# Start of Records to use
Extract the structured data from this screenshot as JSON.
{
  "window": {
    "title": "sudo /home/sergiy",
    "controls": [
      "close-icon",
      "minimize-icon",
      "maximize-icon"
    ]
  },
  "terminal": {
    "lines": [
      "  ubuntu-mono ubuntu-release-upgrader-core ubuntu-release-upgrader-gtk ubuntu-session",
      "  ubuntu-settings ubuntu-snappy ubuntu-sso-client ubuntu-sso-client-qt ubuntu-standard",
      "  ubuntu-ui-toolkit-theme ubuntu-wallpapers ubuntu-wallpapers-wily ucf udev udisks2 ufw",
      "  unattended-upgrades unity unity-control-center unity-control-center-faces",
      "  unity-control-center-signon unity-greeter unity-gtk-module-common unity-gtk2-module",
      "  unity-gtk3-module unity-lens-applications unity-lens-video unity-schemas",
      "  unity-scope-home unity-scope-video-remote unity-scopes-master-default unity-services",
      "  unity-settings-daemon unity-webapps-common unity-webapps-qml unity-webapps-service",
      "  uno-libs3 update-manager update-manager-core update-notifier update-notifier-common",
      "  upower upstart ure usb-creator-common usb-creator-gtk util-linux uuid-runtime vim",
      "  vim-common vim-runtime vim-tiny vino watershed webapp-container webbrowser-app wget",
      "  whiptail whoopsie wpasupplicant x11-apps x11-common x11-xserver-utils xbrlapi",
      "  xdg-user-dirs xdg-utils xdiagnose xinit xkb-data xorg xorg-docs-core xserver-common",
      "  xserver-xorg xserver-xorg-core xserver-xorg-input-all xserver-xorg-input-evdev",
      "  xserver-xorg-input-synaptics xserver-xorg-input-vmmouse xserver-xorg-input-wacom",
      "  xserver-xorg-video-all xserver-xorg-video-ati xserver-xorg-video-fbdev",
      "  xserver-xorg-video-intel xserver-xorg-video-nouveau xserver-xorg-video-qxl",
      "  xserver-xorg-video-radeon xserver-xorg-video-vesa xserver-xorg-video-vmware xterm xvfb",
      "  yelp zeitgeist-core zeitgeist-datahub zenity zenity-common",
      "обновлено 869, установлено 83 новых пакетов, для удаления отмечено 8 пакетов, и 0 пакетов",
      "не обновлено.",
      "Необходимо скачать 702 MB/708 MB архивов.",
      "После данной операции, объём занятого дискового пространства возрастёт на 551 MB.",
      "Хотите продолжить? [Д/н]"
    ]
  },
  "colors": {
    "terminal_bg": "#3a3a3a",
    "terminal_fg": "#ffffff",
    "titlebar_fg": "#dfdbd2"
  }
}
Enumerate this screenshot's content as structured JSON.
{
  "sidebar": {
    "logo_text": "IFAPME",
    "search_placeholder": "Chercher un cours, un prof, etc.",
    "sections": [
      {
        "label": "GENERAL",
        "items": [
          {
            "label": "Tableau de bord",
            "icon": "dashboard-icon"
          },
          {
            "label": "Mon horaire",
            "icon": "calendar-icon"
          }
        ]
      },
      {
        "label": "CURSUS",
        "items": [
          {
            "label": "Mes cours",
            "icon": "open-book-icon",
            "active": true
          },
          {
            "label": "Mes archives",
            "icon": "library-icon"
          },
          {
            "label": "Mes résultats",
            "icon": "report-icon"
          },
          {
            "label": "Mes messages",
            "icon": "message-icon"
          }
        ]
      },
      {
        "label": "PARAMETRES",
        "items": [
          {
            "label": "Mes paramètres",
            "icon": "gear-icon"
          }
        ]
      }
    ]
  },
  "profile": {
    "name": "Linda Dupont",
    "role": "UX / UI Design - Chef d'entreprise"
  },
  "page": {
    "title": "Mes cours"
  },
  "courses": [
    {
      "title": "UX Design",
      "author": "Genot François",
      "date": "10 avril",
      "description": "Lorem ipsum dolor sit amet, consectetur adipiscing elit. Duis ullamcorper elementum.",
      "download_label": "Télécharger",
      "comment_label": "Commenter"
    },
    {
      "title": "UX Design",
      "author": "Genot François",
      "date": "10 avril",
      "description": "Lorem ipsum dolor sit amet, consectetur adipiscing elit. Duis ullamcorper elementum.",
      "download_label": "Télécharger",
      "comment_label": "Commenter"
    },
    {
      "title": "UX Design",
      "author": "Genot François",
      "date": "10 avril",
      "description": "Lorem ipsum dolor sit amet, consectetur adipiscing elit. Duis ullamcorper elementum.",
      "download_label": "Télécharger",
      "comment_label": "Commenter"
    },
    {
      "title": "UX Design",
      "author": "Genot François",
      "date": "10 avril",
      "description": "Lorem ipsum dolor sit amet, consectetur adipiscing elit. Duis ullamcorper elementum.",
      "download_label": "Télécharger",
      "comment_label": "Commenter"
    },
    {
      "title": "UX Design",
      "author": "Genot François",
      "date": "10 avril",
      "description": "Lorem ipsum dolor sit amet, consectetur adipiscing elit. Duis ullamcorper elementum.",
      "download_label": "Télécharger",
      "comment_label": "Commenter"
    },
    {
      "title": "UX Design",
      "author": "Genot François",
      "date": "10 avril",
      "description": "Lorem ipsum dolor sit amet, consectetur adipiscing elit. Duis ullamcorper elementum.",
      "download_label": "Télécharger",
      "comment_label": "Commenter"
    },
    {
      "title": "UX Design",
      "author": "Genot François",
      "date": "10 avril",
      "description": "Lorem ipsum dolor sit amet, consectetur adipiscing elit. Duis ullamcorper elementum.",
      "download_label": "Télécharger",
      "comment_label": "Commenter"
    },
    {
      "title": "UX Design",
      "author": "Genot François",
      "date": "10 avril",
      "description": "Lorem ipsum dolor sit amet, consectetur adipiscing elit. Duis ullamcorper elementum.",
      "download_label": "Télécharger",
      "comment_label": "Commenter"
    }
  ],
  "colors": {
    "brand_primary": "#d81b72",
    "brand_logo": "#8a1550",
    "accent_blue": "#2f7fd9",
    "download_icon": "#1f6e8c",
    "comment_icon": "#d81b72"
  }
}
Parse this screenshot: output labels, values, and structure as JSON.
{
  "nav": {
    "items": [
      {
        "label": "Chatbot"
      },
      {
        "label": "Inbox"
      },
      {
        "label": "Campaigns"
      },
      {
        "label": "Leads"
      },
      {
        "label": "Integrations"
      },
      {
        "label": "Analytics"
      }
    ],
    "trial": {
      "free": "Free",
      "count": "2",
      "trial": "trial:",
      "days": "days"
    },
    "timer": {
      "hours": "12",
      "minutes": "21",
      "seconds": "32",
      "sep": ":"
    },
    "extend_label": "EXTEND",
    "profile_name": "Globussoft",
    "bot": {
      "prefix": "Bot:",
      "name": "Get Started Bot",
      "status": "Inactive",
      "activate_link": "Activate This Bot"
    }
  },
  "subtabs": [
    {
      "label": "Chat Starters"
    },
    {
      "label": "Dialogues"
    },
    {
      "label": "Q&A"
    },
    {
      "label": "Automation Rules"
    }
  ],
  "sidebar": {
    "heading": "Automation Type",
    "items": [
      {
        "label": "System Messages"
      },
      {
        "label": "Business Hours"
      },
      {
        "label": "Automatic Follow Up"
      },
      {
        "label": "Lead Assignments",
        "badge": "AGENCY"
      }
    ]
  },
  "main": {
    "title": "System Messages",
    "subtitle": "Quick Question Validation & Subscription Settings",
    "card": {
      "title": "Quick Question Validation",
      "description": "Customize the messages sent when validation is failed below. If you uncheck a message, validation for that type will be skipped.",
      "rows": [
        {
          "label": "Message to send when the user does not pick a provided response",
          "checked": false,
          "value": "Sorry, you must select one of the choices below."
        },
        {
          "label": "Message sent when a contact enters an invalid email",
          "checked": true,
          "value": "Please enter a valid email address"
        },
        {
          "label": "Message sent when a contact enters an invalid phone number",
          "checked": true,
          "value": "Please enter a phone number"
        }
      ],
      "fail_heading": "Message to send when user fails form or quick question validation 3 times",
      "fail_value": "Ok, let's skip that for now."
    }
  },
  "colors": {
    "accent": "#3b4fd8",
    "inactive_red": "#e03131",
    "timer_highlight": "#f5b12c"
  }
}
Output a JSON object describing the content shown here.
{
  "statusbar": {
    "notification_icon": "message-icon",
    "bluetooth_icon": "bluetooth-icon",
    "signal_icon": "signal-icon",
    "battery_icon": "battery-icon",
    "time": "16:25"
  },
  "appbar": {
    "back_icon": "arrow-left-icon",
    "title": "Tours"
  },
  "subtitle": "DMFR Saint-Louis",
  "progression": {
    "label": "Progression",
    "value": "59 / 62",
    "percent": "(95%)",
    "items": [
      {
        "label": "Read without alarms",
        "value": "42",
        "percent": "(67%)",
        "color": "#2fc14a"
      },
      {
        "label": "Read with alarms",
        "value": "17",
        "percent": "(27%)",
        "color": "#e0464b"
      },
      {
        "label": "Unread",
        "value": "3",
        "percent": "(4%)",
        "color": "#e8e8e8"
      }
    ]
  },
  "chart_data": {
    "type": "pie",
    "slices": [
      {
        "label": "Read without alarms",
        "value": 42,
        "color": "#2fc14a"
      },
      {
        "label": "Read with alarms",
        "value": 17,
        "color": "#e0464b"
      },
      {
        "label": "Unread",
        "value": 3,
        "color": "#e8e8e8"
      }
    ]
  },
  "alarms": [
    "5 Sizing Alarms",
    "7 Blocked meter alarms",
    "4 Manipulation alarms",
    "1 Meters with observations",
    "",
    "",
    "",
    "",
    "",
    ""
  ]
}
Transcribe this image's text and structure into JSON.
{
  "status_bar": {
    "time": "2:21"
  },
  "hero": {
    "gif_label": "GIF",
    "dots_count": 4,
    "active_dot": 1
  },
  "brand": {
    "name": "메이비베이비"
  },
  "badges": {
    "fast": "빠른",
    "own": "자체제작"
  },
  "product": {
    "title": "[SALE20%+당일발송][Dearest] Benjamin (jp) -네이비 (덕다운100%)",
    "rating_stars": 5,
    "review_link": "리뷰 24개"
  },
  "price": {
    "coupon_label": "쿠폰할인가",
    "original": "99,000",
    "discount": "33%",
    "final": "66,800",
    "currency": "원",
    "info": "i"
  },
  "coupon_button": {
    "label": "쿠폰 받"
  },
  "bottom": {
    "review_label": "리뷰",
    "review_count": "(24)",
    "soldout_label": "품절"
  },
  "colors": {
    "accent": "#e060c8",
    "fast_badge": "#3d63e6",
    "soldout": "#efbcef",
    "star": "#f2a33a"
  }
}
# End of Records to use
Objective: Include both ends. Return the line holding "Transcribe this image's" and all lines after it in the records above, exactly as written.

Reply:
Transcribe this image's text and structure into JSON.
{
  "status_bar": {
    "time": "2:21"
  },
  "hero": {
    "gif_label": "GIF",
    "dots_count": 4,
    "active_dot": 1
  },
  "brand": {
    "name": "메이비베이비"
  },
  "badges": {
    "fast": "빠른",
    "own": "자체제작"
  },
  "product": {
    "title": "[SALE20%+당일발송][Dearest] Benjamin (jp) -네이비 (덕다운100%)",
    "rating_stars": 5,
    "review_link": "리뷰 24개"
  },
  "price": {
    "coupon_label": "쿠폰할인가",
    "original": "99,000",
    "discount": "33%",
    "final": "66,800",
    "currency": "원",
    "info": "i"
  },
  "coupon_button": {
    "label": "쿠폰 받"
  },
  "bottom": {
    "review_label": "리뷰",
    "review_count": "(24)",
    "soldout_label": "품절"
  },
  "colors": {
    "accent": "#e060c8",
    "fast_badge": "#3d63e6",
    "soldout": "#efbcef",
    "star": "#f2a33a"
  }
}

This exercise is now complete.